▶ **Work to do**
From the entries below, work out the number of lines that hold the word "REGISTER", and give that number alone.
----- Data excerpts
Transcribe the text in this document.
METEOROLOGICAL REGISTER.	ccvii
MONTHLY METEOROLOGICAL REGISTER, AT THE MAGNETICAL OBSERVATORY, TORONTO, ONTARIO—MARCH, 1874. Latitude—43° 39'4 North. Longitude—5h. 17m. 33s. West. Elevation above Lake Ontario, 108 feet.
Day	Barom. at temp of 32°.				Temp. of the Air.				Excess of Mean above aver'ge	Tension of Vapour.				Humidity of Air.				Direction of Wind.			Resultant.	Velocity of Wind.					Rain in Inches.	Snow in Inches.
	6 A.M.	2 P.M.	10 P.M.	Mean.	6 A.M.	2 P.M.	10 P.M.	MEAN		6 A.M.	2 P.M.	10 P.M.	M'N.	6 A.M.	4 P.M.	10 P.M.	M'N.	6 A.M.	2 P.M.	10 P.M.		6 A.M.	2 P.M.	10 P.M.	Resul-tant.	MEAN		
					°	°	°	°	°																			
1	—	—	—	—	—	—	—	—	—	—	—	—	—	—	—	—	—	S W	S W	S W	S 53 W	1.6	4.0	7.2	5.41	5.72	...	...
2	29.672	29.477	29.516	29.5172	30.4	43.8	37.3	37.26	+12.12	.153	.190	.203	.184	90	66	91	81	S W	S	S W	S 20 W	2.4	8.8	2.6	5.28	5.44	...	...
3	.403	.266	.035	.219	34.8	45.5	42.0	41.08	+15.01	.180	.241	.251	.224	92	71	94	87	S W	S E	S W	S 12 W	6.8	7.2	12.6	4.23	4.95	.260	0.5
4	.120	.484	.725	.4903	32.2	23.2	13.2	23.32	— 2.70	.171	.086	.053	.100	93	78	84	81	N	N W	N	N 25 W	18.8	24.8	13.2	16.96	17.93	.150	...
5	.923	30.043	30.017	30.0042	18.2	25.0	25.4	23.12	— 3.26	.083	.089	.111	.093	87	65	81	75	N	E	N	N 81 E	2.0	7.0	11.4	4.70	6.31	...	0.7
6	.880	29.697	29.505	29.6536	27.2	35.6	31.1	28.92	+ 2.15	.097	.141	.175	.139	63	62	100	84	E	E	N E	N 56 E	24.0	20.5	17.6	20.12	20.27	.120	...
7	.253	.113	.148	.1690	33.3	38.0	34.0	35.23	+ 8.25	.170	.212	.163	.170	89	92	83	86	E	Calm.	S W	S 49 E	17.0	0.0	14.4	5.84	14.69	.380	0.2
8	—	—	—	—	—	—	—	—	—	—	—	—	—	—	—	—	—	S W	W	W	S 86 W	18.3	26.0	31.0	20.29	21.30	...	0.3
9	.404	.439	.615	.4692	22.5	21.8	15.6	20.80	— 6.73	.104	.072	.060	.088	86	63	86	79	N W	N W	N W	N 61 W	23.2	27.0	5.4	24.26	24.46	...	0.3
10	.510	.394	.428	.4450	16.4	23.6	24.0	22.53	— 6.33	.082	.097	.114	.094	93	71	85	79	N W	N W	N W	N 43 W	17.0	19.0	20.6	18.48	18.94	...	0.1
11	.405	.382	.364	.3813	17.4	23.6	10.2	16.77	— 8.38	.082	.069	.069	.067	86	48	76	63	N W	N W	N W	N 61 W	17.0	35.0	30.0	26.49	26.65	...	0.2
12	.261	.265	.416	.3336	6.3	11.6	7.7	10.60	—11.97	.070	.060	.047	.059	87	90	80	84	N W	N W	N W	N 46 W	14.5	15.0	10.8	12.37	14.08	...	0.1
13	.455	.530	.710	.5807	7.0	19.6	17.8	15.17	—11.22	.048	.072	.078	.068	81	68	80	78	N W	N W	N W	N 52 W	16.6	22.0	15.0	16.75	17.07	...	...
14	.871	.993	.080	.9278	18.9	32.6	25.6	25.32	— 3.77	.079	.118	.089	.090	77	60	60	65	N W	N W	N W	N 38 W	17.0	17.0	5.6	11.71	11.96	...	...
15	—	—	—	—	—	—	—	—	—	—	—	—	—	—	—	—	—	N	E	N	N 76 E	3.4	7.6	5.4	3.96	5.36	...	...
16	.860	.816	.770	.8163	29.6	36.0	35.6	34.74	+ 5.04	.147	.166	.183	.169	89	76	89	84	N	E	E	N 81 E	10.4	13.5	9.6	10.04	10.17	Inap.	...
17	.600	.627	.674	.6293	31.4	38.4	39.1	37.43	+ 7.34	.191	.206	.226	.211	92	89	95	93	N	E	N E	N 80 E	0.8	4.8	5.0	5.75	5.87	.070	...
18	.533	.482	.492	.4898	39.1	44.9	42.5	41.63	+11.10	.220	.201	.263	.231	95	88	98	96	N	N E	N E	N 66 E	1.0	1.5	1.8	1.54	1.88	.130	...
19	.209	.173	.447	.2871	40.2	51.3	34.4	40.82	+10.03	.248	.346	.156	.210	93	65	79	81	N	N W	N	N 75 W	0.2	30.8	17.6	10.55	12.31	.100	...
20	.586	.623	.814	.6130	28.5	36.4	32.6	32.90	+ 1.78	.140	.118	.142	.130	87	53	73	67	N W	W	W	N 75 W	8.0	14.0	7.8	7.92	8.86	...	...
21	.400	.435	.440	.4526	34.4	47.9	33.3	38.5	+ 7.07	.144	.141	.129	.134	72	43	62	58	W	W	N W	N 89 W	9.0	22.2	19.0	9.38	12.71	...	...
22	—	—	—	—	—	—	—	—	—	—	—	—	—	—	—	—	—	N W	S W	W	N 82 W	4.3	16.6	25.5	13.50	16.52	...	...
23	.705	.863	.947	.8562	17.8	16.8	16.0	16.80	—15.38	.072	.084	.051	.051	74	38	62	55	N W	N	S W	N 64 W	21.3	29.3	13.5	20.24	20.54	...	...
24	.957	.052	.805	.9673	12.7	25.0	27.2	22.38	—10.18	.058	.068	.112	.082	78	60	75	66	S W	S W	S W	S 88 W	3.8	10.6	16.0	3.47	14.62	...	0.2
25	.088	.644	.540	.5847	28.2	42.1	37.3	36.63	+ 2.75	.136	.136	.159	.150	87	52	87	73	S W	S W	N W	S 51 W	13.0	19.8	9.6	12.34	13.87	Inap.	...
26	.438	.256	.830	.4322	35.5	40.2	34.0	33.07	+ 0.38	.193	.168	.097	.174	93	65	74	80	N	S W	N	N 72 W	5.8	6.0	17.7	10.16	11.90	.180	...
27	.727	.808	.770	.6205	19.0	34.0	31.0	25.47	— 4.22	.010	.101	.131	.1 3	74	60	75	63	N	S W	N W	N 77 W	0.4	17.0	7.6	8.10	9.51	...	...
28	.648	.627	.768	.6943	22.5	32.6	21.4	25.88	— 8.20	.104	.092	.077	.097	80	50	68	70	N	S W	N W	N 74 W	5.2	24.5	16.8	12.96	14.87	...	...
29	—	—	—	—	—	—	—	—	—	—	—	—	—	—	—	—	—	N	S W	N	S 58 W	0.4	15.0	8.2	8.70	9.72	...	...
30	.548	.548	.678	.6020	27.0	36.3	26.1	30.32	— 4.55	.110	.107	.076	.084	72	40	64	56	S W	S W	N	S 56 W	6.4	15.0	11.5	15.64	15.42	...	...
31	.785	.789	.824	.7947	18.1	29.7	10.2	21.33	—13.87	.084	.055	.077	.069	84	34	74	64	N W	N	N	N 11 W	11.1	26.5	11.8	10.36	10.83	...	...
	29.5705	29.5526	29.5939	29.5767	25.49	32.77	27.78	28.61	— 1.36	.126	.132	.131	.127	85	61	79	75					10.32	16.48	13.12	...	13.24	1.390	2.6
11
----------
▶ **Full output**
2